**What you are asked to do:** Extract and list every line that contains the word "color".

>> BEGIN Material for this task

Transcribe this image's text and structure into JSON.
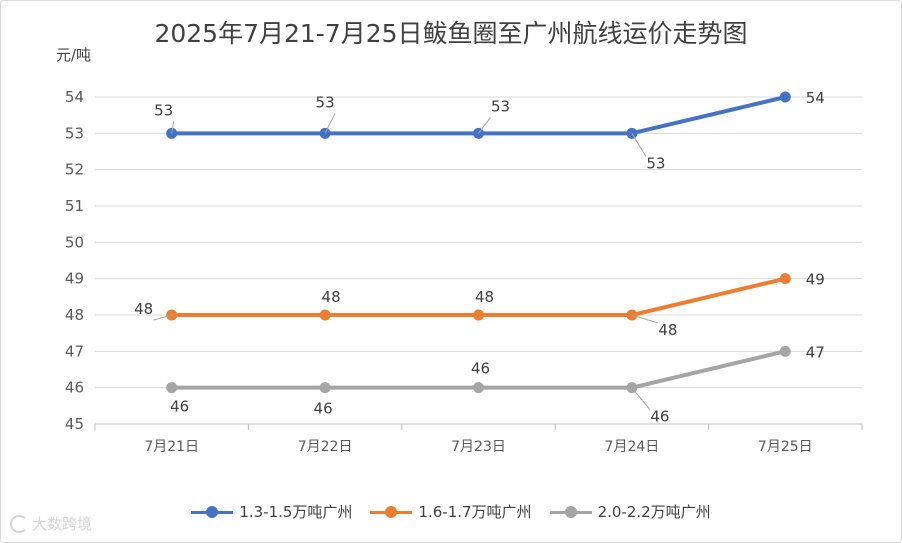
{
  "title": "2025年7月21-7月25日鲅鱼圈至广州航线运价走势图",
  "unit_label": "元/吨",
  "watermark": "大数跨境",
  "chart_data": {
    "type": "line",
    "title": "2025年7月21-7月25日鲅鱼圈至广州航线运价走势图",
    "ylabel": "元/吨",
    "xlabel": "",
    "categories": [
      "7月21日",
      "7月22日",
      "7月23日",
      "7月24日",
      "7月25日"
    ],
    "ylim": [
      45,
      54
    ],
    "yticks": [
      "45",
      "46",
      "47",
      "48",
      "49",
      "50",
      "51",
      "52",
      "53",
      "54"
    ],
    "grid": "horizontal",
    "legend_position": "bottom",
    "series": [
      {
        "name": "1.3-1.5万吨广州",
        "color": "#4472c4",
        "values": [
          53,
          53,
          53,
          53,
          54
        ]
      },
      {
        "name": "1.6-1.7万吨广州",
        "color": "#ed7d31",
        "values": [
          48,
          48,
          48,
          48,
          49
        ]
      },
      {
        "name": "2.0-2.2万吨广州",
        "color": "#a5a5a5",
        "values": [
          46,
          46,
          46,
          46,
          47
        ]
      }
    ]
  }
}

>> END Material for this task

**Task solution:**
        "color": "#4472c4",
        "color": "#ed7d31",
        "color": "#a5a5a5",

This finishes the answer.